→ Data entries:
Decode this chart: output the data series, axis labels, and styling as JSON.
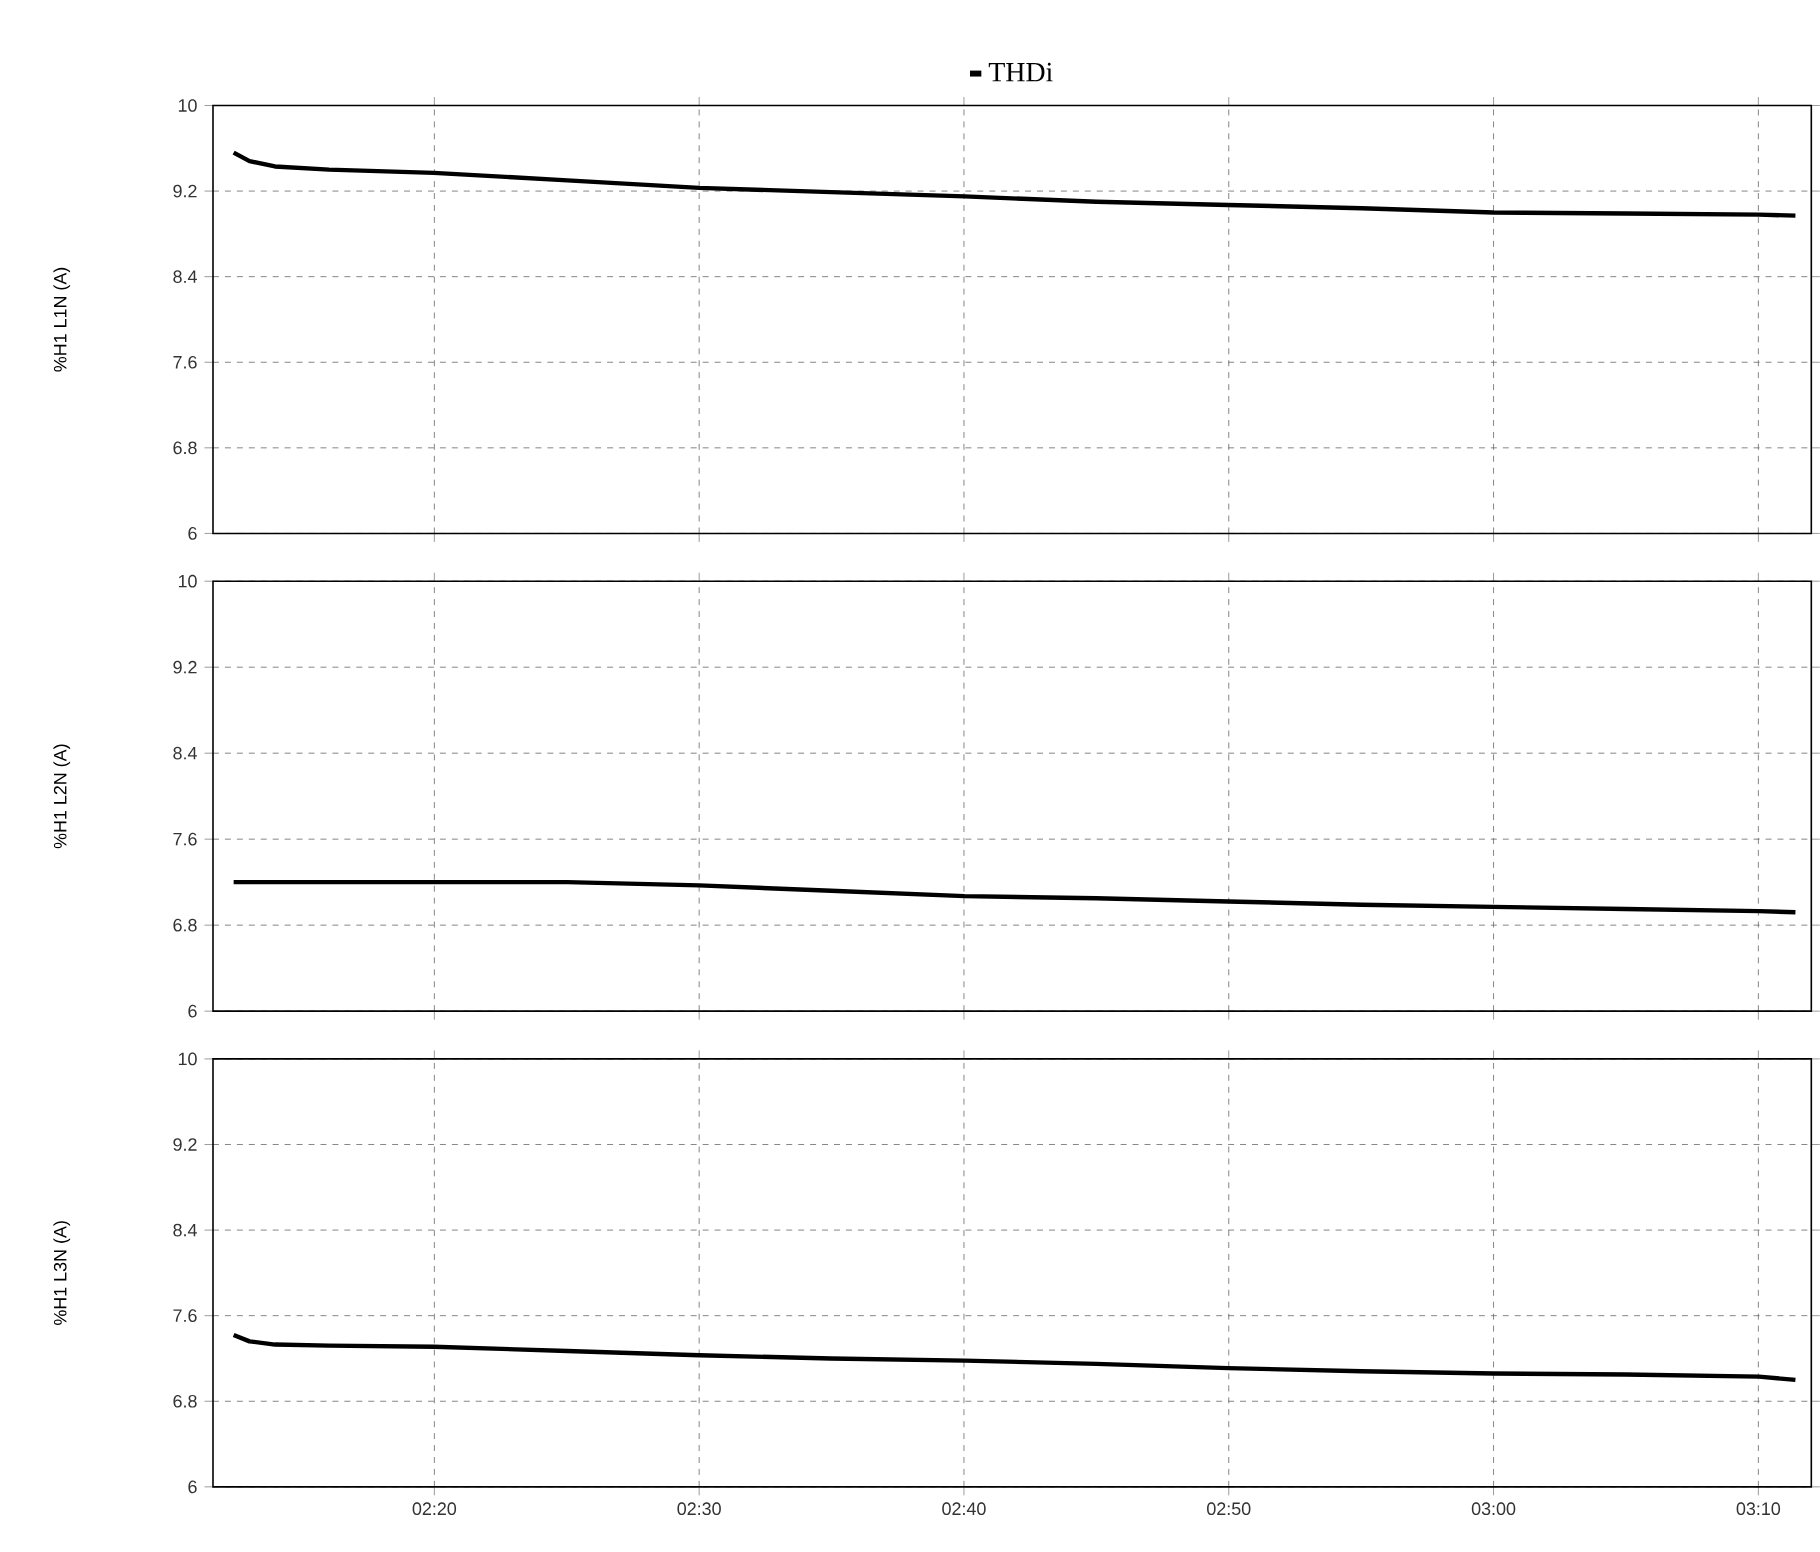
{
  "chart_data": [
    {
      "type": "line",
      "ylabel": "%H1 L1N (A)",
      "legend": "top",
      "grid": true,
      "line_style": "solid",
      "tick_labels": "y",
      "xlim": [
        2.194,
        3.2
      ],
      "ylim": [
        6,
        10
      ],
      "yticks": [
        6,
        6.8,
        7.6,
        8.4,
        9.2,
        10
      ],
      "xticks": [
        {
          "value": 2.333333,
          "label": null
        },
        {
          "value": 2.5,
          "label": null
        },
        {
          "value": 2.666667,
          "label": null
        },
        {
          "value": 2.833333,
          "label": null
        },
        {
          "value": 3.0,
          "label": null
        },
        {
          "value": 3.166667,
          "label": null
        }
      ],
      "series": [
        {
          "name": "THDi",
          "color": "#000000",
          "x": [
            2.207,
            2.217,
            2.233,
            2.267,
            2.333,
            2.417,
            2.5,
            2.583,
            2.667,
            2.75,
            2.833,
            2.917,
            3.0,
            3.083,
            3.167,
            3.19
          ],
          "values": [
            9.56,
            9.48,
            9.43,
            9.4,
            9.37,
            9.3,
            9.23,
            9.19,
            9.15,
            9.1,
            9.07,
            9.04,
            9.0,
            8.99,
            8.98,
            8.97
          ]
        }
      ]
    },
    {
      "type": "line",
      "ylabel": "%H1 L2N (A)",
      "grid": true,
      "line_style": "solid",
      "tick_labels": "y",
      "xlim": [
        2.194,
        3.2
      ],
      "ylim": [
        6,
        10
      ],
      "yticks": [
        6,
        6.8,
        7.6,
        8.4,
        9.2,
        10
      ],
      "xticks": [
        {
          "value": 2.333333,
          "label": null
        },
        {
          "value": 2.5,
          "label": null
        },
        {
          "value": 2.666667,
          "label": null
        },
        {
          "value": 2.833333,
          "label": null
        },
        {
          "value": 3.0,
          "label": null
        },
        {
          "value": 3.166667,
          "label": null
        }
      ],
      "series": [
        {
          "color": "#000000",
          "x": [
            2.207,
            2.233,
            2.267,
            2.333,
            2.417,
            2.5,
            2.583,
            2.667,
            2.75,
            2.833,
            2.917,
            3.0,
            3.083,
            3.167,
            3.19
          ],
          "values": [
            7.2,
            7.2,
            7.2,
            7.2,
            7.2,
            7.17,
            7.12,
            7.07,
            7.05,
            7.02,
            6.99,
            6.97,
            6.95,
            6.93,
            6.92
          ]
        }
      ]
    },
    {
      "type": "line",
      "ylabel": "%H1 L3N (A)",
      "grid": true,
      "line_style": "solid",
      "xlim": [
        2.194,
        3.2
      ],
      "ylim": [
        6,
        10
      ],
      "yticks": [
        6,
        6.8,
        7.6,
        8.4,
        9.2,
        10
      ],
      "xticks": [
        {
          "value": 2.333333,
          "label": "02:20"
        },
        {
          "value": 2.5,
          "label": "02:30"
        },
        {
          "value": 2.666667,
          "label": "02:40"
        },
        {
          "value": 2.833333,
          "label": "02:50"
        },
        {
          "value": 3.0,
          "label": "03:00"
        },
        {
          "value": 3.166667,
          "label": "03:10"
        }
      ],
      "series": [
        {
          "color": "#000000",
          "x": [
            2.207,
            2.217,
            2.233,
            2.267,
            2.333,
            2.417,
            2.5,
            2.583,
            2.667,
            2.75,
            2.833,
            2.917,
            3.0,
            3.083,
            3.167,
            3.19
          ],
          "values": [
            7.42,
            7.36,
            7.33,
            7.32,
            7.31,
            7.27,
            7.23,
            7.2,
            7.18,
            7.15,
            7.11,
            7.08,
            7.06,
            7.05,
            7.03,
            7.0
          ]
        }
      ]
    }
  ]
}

→ Task details: Reproduce the entries above word for word. Pictures stay out.

→ Task output:
Decode this chart: output the data series, axis labels, and styling as JSON.
{
  "chart_data": [
    {
      "type": "line",
      "ylabel": "%H1 L1N (A)",
      "legend": "top",
      "grid": true,
      "line_style": "solid",
      "tick_labels": "y",
      "xlim": [
        2.194,
        3.2
      ],
      "ylim": [
        6,
        10
      ],
      "yticks": [
        6,
        6.8,
        7.6,
        8.4,
        9.2,
        10
      ],
      "xticks": [
        {
          "value": 2.333333,
          "label": null
        },
        {
          "value": 2.5,
          "label": null
        },
        {
          "value": 2.666667,
          "label": null
        },
        {
          "value": 2.833333,
          "label": null
        },
        {
          "value": 3.0,
          "label": null
        },
        {
          "value": 3.166667,
          "label": null
        }
      ],
      "series": [
        {
          "name": "THDi",
          "color": "#000000",
          "x": [
            2.207,
            2.217,
            2.233,
            2.267,
            2.333,
            2.417,
            2.5,
            2.583,
            2.667,
            2.75,
            2.833,
            2.917,
            3.0,
            3.083,
            3.167,
            3.19
          ],
          "values": [
            9.56,
            9.48,
            9.43,
            9.4,
            9.37,
            9.3,
            9.23,
            9.19,
            9.15,
            9.1,
            9.07,
            9.04,
            9.0,
            8.99,
            8.98,
            8.97
          ]
        }
      ]
    },
    {
      "type": "line",
      "ylabel": "%H1 L2N (A)",
      "grid": true,
      "line_style": "solid",
      "tick_labels": "y",
      "xlim": [
        2.194,
        3.2
      ],
      "ylim": [
        6,
        10
      ],
      "yticks": [
        6,
        6.8,
        7.6,
        8.4,
        9.2,
        10
      ],
      "xticks": [
        {
          "value": 2.333333,
          "label": null
        },
        {
          "value": 2.5,
          "label": null
        },
        {
          "value": 2.666667,
          "label": null
        },
        {
          "value": 2.833333,
          "label": null
        },
        {
          "value": 3.0,
          "label": null
        },
        {
          "value": 3.166667,
          "label": null
        }
      ],
      "series": [
        {
          "color": "#000000",
          "x": [
            2.207,
            2.233,
            2.267,
            2.333,
            2.417,
            2.5,
            2.583,
            2.667,
            2.75,
            2.833,
            2.917,
            3.0,
            3.083,
            3.167,
            3.19
          ],
          "values": [
            7.2,
            7.2,
            7.2,
            7.2,
            7.2,
            7.17,
            7.12,
            7.07,
            7.05,
            7.02,
            6.99,
            6.97,
            6.95,
            6.93,
            6.92
          ]
        }
      ]
    },
    {
      "type": "line",
      "ylabel": "%H1 L3N (A)",
      "grid": true,
      "line_style": "solid",
      "xlim": [
        2.194,
        3.2
      ],
      "ylim": [
        6,
        10
      ],
      "yticks": [
        6,
        6.8,
        7.6,
        8.4,
        9.2,
        10
      ],
      "xticks": [
        {
          "value": 2.333333,
          "label": "02:20"
        },
        {
          "value": 2.5,
          "label": "02:30"
        },
        {
          "value": 2.666667,
          "label": "02:40"
        },
        {
          "value": 2.833333,
          "label": "02:50"
        },
        {
          "value": 3.0,
          "label": "03:00"
        },
        {
          "value": 3.166667,
          "label": "03:10"
        }
      ],
      "series": [
        {
          "color": "#000000",
          "x": [
            2.207,
            2.217,
            2.233,
            2.267,
            2.333,
            2.417,
            2.5,
            2.583,
            2.667,
            2.75,
            2.833,
            2.917,
            3.0,
            3.083,
            3.167,
            3.19
          ],
          "values": [
            7.42,
            7.36,
            7.33,
            7.32,
            7.31,
            7.27,
            7.23,
            7.2,
            7.18,
            7.15,
            7.11,
            7.08,
            7.06,
            7.05,
            7.03,
            7.0
          ]
        }
      ]
    }
  ]
}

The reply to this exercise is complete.